* **To do**: Go through the records and show each line where the word "this" occurs.

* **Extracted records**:
* START *
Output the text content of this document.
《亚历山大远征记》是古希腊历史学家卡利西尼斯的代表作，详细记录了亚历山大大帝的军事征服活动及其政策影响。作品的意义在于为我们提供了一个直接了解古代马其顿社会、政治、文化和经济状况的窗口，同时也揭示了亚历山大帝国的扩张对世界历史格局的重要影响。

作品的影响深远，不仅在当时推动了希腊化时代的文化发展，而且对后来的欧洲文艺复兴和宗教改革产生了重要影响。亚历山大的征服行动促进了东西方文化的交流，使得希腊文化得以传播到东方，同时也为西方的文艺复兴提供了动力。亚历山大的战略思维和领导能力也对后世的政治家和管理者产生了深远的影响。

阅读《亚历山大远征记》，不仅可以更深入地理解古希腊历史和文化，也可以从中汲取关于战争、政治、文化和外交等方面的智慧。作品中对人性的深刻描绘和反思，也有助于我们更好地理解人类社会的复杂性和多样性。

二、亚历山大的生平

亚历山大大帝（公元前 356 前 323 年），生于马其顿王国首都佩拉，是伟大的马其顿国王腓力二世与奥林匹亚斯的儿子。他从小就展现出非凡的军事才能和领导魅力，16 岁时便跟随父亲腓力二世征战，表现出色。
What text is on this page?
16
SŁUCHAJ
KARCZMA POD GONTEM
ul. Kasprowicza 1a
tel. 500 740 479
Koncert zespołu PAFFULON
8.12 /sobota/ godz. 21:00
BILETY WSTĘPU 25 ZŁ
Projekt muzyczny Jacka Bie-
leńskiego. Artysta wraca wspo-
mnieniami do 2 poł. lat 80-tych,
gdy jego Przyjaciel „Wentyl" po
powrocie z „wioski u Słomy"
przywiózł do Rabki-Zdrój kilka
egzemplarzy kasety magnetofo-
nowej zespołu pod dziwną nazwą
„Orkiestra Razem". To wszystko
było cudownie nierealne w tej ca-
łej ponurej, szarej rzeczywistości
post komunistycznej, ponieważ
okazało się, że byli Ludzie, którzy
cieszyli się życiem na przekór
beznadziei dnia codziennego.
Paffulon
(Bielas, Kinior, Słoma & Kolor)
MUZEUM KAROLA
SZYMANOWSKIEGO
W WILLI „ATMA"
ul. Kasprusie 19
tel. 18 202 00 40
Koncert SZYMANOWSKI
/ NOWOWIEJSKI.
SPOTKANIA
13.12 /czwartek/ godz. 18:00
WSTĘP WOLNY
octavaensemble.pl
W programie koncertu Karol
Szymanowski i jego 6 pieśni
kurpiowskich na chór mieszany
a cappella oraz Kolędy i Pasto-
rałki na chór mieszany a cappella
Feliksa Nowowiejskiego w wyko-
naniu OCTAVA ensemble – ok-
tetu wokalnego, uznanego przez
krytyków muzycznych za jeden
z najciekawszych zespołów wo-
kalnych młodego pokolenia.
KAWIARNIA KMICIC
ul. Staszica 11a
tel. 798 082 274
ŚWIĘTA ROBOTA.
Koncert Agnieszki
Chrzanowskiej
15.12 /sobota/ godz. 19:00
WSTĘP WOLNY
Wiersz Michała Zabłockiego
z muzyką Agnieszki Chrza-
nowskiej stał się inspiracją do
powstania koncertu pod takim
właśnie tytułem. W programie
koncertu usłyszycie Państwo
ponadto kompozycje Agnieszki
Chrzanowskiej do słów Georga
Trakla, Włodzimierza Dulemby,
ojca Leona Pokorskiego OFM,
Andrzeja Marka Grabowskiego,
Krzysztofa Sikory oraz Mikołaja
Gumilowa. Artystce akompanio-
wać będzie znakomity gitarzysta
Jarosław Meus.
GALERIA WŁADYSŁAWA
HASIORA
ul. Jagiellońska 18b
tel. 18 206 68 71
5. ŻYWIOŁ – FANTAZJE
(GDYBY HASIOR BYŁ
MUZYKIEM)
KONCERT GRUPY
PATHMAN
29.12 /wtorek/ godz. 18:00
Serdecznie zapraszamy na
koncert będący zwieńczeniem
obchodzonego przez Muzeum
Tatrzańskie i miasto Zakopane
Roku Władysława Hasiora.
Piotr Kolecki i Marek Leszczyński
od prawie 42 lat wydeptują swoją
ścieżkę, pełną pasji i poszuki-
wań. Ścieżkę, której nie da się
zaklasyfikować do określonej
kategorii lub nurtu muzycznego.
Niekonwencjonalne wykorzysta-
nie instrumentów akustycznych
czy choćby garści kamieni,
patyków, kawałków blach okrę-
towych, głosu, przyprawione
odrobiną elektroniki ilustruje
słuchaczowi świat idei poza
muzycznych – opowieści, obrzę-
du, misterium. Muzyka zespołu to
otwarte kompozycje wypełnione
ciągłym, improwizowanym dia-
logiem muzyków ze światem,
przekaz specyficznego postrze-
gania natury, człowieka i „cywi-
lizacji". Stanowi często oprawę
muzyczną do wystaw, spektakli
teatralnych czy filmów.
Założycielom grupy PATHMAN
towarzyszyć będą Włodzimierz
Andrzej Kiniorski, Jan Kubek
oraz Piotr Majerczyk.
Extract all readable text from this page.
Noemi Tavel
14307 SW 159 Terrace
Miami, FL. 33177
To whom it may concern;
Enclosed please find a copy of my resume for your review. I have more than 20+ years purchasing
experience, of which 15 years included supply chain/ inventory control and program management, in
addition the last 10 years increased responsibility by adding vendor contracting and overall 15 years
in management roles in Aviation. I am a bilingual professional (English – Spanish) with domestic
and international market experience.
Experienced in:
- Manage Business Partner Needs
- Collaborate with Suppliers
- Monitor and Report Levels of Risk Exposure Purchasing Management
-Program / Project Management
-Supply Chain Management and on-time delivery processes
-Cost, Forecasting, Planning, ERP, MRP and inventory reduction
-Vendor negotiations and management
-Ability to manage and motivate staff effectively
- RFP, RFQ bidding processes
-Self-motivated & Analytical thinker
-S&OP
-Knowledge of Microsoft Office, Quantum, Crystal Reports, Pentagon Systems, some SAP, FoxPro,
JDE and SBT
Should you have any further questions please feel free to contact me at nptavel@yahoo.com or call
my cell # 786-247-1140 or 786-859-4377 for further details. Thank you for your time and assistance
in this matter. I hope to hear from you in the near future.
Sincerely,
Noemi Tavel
* END *
* **Result of the task**:
Output the text content of this document.
What text is on this page?
Extract all readable text from this page.
in this matter. I hope to hear from you in the near future.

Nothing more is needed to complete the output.